> The problem:
Locate the lines of the listing below that hold "DAYS", then copy each of them.

> Records for the task:
<<<<
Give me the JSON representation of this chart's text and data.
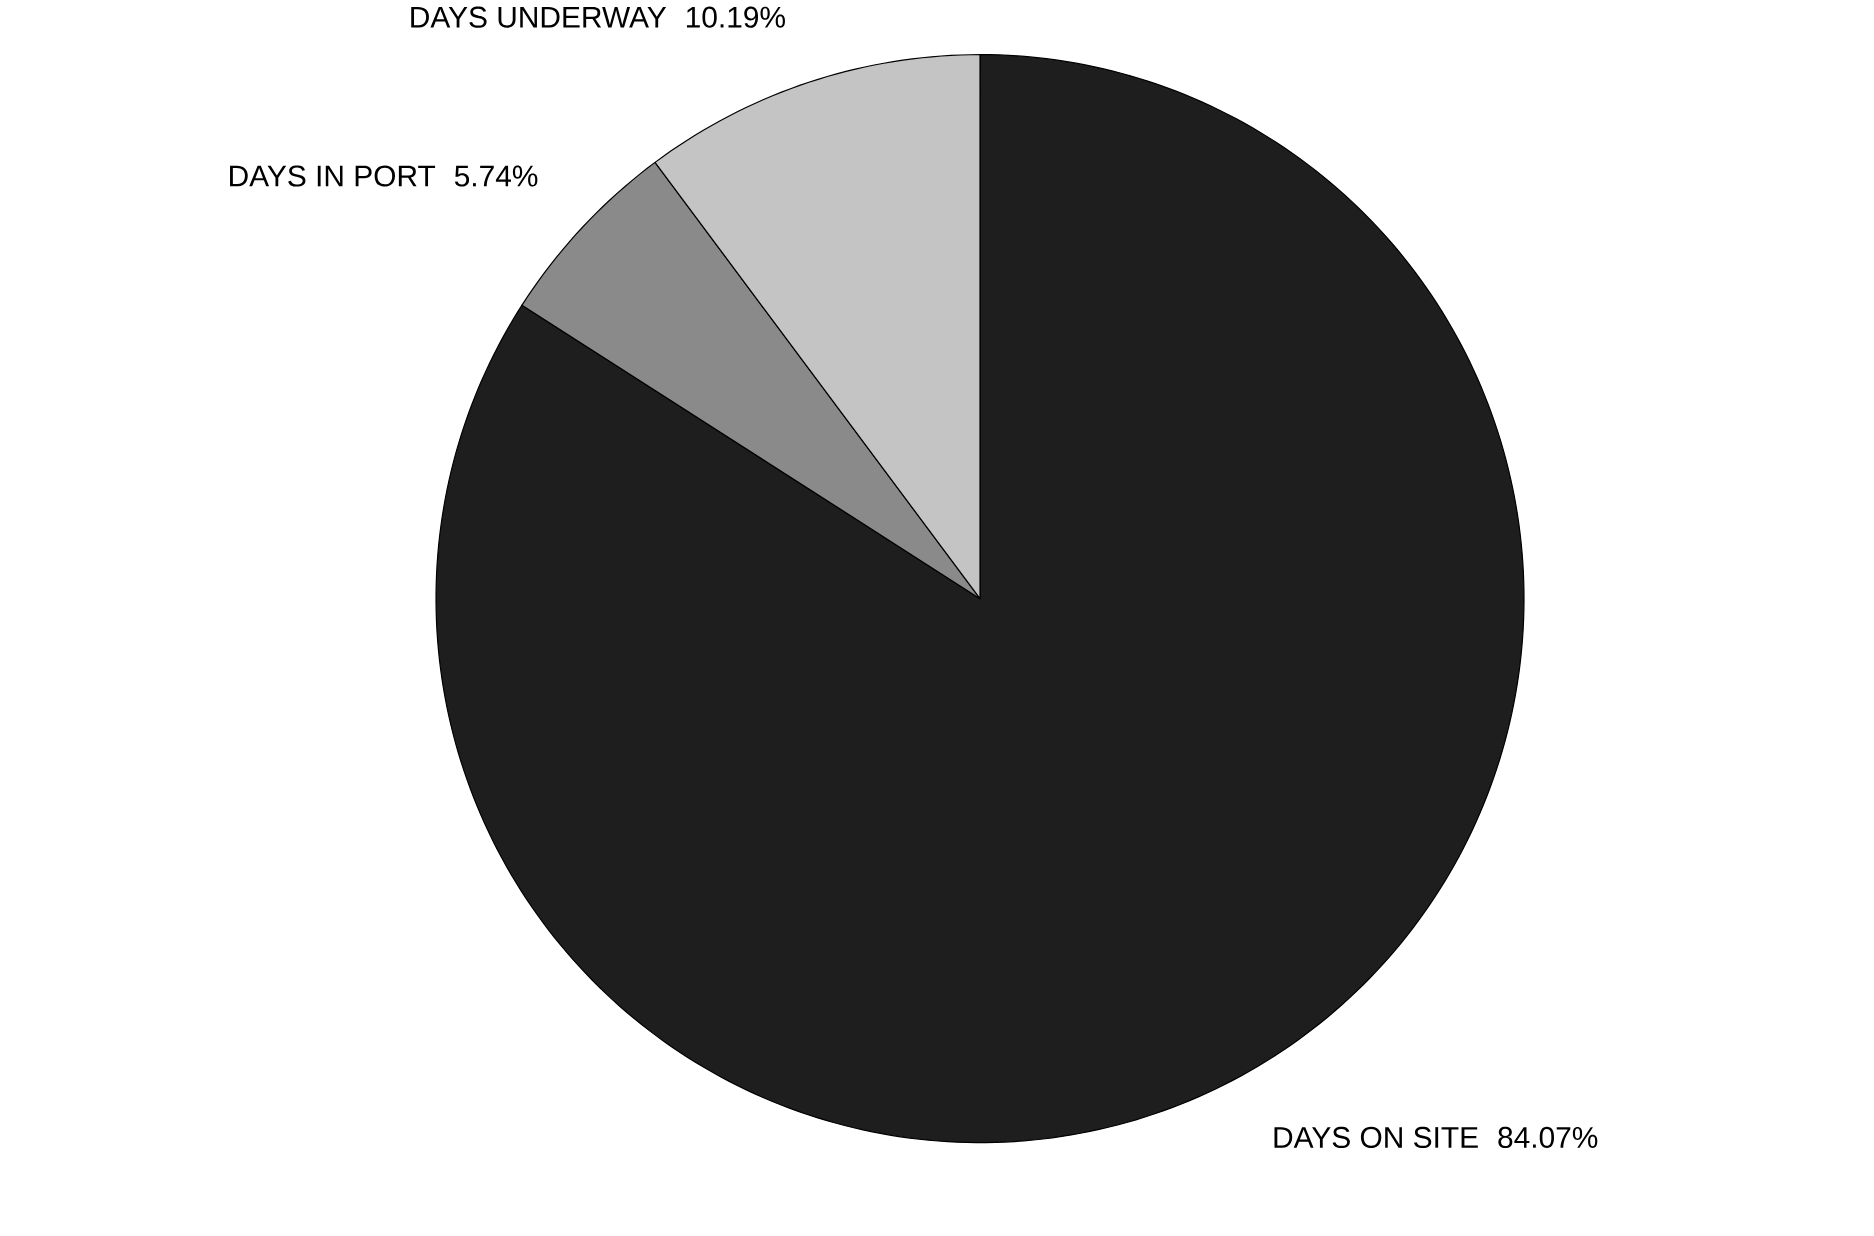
{
  "chart_data": {
    "type": "pie",
    "categories": [
      "DAYS ON SITE",
      "DAYS IN PORT",
      "DAYS UNDERWAY"
    ],
    "values": [
      84.07,
      5.74,
      10.19
    ],
    "value_labels": [
      "84.07%",
      "5.74%",
      "10.19%"
    ],
    "colors": [
      "#1e1e1e",
      "#8a8a8a",
      "#c4c4c4"
    ]
  }
}
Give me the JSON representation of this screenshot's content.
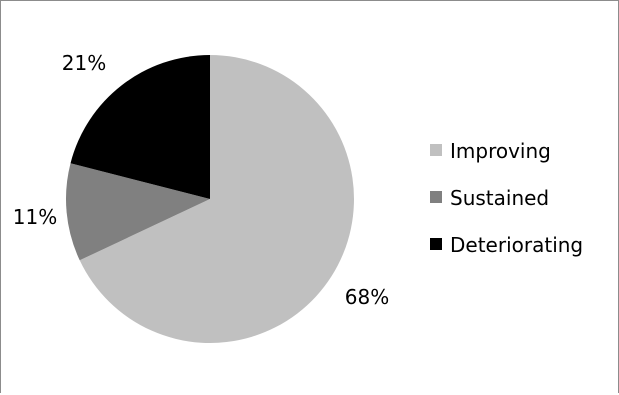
{
  "chart_data": {
    "type": "pie",
    "categories": [
      "Improving",
      "Sustained",
      "Deteriorating"
    ],
    "values": [
      68,
      11,
      21
    ],
    "value_labels": [
      "68%",
      "11%",
      "21%"
    ],
    "colors": [
      "#c0c0c0",
      "#808080",
      "#000000"
    ],
    "legend_position": "right",
    "start_angle_deg": 0,
    "direction": "clockwise"
  }
}
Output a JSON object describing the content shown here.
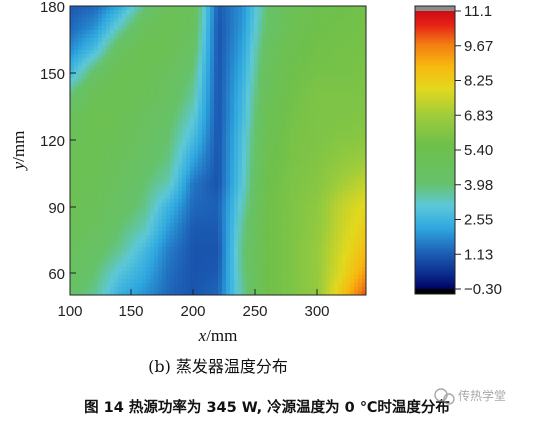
{
  "chart_data": {
    "type": "heatmap",
    "x_axis": {
      "label_var": "x",
      "label_unit": "/mm",
      "range": [
        100,
        340
      ],
      "ticks": [
        "100",
        "150",
        "200",
        "250",
        "300"
      ]
    },
    "y_axis": {
      "label_var": "y",
      "label_unit": "/mm",
      "range": [
        50,
        180
      ],
      "ticks": [
        "60",
        "90",
        "120",
        "150",
        "180"
      ]
    },
    "colorbar": {
      "ticks": [
        "11.1",
        "9.67",
        "8.25",
        "6.83",
        "5.40",
        "3.98",
        "2.55",
        "1.13",
        "−0.30"
      ],
      "min": -0.3,
      "max": 11.1
    },
    "x": [
      100,
      120,
      140,
      160,
      180,
      200,
      220,
      240,
      260,
      280,
      300,
      320,
      340
    ],
    "y": [
      50,
      60,
      70,
      80,
      90,
      100,
      110,
      120,
      130,
      140,
      150,
      160,
      170,
      180
    ],
    "z": [
      [
        4.2,
        3.7,
        2.4,
        1.9,
        1.3,
        1.0,
        1.3,
        3.6,
        5.6,
        6.0,
        6.5,
        8.5,
        10.2
      ],
      [
        4.5,
        4.0,
        3.0,
        2.3,
        1.4,
        1.0,
        1.1,
        3.8,
        5.6,
        6.0,
        6.6,
        7.9,
        9.3
      ],
      [
        4.7,
        4.3,
        3.7,
        2.7,
        1.6,
        1.0,
        1.0,
        3.9,
        5.6,
        6.0,
        6.6,
        7.7,
        8.7
      ],
      [
        5.0,
        4.7,
        4.0,
        3.4,
        2.0,
        1.1,
        1.1,
        3.7,
        5.6,
        6.0,
        6.5,
        7.5,
        8.3
      ],
      [
        5.1,
        4.9,
        4.4,
        3.8,
        2.5,
        1.3,
        1.2,
        3.4,
        5.6,
        6.0,
        6.4,
        7.4,
        8.0
      ],
      [
        5.2,
        5.0,
        4.6,
        4.0,
        3.4,
        1.5,
        1.0,
        3.1,
        5.5,
        6.0,
        6.2,
        6.9,
        7.4
      ],
      [
        5.1,
        5.2,
        4.8,
        4.3,
        3.8,
        2.1,
        1.0,
        3.0,
        5.4,
        5.9,
        6.1,
        6.5,
        6.8
      ],
      [
        4.9,
        5.2,
        5.0,
        4.5,
        4.0,
        2.7,
        1.0,
        2.9,
        5.2,
        5.9,
        6.0,
        6.2,
        6.3
      ],
      [
        4.7,
        5.3,
        5.1,
        4.7,
        4.2,
        3.2,
        1.0,
        2.7,
        5.1,
        5.8,
        6.0,
        6.0,
        6.1
      ],
      [
        3.9,
        5.1,
        5.1,
        5.0,
        4.5,
        3.6,
        1.0,
        2.6,
        4.9,
        5.7,
        6.0,
        6.0,
        6.0
      ],
      [
        2.6,
        4.2,
        5.2,
        5.1,
        4.7,
        3.9,
        1.0,
        2.4,
        4.7,
        5.6,
        5.8,
        5.8,
        5.9
      ],
      [
        1.8,
        2.8,
        4.6,
        5.2,
        5.1,
        4.3,
        1.0,
        2.2,
        4.5,
        5.4,
        5.7,
        5.8,
        5.8
      ],
      [
        1.3,
        1.9,
        3.4,
        4.8,
        5.2,
        4.6,
        1.0,
        2.0,
        4.2,
        5.2,
        5.6,
        5.7,
        5.8
      ],
      [
        1.1,
        1.3,
        2.3,
        3.8,
        5.0,
        4.8,
        1.1,
        1.9,
        4.0,
        5.0,
        5.5,
        5.6,
        5.7
      ]
    ]
  },
  "captions": {
    "subcaption": "(b) 蒸发器温度分布",
    "figure_caption": "图 14 热源功率为 345 W, 冷源温度为 0 ℃时温度分布",
    "watermark": "传热学堂"
  },
  "colors": {
    "over_cap": "#8c8c8c",
    "under_cap": "#000000"
  }
}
>>>>
> Result of the task:
      "DAYS ON SITE",
      "DAYS IN PORT",
      "DAYS UNDERWAY"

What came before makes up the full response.